WHAT IS REQUIRED
Look through the material and copy each line holding "text".

RECORD LIST
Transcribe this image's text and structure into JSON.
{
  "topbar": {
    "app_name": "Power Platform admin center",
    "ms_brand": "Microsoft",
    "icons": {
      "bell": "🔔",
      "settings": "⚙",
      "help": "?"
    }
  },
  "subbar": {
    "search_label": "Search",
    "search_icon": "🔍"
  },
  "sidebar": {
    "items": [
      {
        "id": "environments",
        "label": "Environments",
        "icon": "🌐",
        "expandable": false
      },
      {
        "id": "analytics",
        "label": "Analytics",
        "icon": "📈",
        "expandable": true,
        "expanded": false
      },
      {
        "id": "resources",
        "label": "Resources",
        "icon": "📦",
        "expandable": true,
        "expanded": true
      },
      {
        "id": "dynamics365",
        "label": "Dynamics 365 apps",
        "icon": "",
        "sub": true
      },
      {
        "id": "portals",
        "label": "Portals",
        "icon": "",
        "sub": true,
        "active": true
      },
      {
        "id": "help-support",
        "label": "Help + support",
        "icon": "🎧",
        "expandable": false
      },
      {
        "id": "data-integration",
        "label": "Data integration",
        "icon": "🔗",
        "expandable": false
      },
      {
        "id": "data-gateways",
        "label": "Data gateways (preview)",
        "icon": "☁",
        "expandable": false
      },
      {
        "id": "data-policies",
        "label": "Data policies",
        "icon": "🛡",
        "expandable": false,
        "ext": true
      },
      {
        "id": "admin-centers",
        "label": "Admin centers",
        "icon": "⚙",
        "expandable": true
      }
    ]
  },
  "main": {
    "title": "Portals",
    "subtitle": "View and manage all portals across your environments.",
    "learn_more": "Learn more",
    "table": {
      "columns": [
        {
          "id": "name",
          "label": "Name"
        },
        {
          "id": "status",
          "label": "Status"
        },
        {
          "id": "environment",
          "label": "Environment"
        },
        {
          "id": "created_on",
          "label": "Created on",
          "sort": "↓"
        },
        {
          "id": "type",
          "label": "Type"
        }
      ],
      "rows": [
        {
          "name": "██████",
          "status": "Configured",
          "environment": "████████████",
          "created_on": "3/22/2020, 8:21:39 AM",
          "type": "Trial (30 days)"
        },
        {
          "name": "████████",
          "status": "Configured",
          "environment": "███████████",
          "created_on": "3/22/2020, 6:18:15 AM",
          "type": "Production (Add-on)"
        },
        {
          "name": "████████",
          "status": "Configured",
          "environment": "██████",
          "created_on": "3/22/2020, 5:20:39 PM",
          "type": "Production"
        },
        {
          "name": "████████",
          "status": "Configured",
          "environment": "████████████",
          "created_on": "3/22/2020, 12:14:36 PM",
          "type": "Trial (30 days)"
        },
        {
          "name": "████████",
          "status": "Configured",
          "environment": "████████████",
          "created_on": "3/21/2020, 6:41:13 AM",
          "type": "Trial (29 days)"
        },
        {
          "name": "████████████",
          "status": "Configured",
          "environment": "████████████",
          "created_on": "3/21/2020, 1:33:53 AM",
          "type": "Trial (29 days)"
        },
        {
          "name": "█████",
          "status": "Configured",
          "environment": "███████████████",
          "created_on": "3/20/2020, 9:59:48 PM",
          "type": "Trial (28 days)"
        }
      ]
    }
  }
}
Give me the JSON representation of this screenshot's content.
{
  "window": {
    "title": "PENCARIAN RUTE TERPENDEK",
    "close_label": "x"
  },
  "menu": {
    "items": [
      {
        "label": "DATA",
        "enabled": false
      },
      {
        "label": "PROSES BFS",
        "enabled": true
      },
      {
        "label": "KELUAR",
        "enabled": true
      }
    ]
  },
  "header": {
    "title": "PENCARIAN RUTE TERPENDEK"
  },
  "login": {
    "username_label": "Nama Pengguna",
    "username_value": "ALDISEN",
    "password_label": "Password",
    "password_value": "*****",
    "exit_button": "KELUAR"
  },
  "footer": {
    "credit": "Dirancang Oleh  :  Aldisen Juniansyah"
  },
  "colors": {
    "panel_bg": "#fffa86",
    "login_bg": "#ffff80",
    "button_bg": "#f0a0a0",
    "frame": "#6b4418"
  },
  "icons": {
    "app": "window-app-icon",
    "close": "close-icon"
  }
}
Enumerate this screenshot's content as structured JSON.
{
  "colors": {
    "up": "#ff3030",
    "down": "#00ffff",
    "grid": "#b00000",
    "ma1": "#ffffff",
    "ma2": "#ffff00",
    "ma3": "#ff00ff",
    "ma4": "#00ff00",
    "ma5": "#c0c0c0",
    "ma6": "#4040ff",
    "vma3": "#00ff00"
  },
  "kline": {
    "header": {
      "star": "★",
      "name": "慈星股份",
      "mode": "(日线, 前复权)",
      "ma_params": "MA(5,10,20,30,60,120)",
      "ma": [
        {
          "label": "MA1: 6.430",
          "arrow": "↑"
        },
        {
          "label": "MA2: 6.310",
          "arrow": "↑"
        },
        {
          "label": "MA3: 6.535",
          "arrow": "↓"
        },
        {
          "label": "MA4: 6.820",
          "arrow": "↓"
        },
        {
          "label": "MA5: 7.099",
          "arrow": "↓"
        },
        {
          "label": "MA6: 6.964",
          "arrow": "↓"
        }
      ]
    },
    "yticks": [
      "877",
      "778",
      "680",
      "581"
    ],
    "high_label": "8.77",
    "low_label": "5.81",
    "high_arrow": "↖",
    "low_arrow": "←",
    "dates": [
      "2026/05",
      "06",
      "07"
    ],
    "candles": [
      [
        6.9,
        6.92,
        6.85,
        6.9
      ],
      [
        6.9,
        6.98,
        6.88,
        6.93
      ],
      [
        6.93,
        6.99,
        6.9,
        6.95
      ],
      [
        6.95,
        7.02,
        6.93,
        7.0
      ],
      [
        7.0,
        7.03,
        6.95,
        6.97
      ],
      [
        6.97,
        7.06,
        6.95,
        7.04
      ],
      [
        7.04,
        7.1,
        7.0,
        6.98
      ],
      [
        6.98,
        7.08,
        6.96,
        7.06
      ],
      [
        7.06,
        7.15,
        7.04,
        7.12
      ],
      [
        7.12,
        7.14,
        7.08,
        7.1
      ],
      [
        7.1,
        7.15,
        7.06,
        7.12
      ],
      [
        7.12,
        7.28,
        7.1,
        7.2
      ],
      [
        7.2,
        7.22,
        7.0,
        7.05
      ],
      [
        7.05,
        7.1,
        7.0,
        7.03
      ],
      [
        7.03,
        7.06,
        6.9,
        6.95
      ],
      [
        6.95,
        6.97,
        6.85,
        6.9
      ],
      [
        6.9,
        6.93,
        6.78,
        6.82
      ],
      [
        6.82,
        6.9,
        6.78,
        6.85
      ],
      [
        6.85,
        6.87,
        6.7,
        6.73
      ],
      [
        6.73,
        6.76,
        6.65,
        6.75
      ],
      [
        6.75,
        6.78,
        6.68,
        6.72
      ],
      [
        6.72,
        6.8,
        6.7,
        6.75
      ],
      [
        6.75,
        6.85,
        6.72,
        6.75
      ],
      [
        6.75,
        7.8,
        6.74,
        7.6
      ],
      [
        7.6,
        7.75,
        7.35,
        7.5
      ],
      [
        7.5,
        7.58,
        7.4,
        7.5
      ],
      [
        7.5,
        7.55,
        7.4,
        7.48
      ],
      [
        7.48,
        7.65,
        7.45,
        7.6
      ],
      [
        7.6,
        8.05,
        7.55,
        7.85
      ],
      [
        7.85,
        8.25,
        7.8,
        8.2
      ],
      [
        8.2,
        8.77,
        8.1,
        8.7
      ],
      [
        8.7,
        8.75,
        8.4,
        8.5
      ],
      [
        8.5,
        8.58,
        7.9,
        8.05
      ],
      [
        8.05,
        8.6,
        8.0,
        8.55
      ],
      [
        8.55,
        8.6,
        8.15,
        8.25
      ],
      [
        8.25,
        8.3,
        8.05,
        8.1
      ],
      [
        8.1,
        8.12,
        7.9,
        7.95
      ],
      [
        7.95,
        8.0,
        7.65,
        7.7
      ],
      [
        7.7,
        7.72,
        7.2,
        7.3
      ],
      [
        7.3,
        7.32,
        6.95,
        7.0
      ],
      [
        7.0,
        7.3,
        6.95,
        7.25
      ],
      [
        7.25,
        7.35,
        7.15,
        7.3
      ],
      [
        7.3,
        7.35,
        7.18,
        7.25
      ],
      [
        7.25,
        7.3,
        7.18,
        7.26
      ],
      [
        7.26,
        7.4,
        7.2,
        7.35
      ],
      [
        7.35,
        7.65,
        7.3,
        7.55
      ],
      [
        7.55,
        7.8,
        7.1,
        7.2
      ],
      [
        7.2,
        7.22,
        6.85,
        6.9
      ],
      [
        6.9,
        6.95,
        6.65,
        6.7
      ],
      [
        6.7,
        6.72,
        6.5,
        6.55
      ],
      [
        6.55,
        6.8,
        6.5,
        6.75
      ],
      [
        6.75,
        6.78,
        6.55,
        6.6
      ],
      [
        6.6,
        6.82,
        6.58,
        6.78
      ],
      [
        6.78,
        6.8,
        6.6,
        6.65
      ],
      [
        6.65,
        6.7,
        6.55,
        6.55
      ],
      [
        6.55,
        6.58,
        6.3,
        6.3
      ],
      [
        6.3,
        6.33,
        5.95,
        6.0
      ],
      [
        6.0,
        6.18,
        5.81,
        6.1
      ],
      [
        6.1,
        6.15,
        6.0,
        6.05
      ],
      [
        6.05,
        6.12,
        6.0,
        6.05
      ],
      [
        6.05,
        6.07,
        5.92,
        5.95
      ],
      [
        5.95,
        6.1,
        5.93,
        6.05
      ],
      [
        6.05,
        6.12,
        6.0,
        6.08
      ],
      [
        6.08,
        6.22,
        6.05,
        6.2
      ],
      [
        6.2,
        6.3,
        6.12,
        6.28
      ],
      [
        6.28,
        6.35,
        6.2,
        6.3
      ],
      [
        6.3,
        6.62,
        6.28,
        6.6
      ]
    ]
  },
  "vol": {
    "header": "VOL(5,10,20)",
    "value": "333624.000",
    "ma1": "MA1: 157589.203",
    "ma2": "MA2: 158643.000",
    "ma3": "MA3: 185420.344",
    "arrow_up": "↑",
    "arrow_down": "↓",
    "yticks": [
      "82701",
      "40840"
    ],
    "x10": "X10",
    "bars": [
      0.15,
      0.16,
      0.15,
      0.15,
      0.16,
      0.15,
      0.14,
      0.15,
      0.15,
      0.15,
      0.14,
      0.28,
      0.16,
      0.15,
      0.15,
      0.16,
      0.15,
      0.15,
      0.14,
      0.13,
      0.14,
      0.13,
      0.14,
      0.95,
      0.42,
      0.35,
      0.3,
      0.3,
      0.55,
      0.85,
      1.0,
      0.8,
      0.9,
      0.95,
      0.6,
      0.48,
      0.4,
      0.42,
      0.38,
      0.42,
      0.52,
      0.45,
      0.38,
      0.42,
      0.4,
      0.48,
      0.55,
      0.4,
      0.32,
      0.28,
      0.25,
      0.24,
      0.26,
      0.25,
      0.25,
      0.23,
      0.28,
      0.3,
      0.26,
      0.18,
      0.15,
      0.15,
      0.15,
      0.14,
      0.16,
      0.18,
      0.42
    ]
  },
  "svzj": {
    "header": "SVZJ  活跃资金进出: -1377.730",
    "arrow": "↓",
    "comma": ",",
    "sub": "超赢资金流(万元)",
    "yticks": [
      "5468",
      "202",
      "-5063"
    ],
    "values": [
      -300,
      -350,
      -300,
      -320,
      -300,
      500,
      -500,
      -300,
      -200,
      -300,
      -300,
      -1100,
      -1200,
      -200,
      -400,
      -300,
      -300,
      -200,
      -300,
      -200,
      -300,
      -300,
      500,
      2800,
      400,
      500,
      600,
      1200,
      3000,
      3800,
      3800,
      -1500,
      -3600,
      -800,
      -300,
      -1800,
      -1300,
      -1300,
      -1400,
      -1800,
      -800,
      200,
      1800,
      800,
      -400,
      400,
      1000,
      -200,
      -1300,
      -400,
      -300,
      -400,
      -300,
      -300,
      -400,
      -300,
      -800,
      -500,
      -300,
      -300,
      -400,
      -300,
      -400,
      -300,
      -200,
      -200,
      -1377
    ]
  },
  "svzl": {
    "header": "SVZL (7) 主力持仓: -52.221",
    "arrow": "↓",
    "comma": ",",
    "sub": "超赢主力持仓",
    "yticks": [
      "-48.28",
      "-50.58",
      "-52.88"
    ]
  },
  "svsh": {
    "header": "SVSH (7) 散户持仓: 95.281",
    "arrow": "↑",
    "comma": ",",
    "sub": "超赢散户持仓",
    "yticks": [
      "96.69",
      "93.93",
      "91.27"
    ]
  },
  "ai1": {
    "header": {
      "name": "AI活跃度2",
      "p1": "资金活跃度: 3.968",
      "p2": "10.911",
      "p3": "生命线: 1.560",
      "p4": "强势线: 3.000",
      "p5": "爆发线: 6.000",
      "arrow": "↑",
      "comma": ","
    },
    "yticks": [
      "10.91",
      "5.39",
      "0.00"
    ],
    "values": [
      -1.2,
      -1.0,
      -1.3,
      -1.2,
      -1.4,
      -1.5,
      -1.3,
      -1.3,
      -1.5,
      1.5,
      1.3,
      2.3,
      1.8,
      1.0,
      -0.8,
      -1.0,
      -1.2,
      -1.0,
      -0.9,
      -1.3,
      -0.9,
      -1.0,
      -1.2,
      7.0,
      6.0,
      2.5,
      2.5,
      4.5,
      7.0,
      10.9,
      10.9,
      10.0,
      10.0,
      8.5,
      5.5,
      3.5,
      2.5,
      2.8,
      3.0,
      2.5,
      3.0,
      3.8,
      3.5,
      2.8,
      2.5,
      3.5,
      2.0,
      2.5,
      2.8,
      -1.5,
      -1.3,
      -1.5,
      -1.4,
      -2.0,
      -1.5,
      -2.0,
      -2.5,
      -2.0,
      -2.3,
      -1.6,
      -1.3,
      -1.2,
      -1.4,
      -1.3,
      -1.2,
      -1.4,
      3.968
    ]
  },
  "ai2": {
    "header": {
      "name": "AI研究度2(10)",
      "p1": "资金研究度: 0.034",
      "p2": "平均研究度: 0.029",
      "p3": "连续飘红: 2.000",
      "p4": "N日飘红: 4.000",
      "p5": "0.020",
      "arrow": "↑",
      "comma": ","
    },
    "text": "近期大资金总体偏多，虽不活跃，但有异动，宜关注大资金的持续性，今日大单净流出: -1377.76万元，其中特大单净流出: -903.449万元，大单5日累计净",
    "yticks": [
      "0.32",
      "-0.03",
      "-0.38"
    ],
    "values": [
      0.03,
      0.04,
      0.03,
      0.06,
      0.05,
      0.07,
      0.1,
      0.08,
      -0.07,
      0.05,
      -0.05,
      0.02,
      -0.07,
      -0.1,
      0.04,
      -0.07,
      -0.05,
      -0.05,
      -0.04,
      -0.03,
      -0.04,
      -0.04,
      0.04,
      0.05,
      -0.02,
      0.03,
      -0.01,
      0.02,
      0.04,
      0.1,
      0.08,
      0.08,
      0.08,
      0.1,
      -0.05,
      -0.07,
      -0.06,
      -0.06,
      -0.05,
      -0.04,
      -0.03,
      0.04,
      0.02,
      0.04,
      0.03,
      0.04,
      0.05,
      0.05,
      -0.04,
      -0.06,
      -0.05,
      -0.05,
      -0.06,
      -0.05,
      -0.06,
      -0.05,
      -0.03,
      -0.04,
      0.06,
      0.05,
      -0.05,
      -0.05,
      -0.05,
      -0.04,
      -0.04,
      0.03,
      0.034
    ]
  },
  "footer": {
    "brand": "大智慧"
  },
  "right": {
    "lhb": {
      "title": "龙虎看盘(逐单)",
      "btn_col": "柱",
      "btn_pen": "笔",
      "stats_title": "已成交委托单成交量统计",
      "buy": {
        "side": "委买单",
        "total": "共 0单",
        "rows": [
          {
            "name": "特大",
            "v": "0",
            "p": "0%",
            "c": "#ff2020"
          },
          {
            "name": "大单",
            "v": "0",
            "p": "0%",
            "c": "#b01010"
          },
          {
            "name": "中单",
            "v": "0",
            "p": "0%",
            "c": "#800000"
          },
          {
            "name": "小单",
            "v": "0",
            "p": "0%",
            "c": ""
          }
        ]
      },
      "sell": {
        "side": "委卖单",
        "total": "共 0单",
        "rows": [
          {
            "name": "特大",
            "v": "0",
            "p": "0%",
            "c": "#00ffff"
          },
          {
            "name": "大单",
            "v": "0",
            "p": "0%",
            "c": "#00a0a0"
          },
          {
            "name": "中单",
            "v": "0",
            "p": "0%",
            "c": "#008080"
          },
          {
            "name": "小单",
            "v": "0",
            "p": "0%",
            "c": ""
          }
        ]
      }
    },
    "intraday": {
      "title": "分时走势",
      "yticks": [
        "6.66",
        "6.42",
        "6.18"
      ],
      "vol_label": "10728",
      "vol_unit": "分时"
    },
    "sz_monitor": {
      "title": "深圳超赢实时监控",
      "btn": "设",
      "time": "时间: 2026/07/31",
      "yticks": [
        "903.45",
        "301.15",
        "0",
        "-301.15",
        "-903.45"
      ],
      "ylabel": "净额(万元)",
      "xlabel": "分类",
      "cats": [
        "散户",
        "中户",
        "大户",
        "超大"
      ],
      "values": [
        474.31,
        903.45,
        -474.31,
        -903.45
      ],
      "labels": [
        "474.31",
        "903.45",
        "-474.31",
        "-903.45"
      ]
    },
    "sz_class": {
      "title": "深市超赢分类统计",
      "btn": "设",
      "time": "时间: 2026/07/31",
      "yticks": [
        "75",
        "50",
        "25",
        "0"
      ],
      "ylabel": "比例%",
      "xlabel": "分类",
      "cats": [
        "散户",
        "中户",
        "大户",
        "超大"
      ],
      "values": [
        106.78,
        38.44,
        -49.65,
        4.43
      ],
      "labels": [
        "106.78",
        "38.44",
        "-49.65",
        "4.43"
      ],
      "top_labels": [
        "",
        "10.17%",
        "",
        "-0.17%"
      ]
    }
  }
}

TASK RESULT
Transcribe this image's text and structure into JSON.
    "text": "近期大资金总体偏多，虽不活跃，但有异动，宜关注大资金的持续性，今日大单净流出: -1377.76万元，其中特大单净流出: -903.449万元，大单5日累计净",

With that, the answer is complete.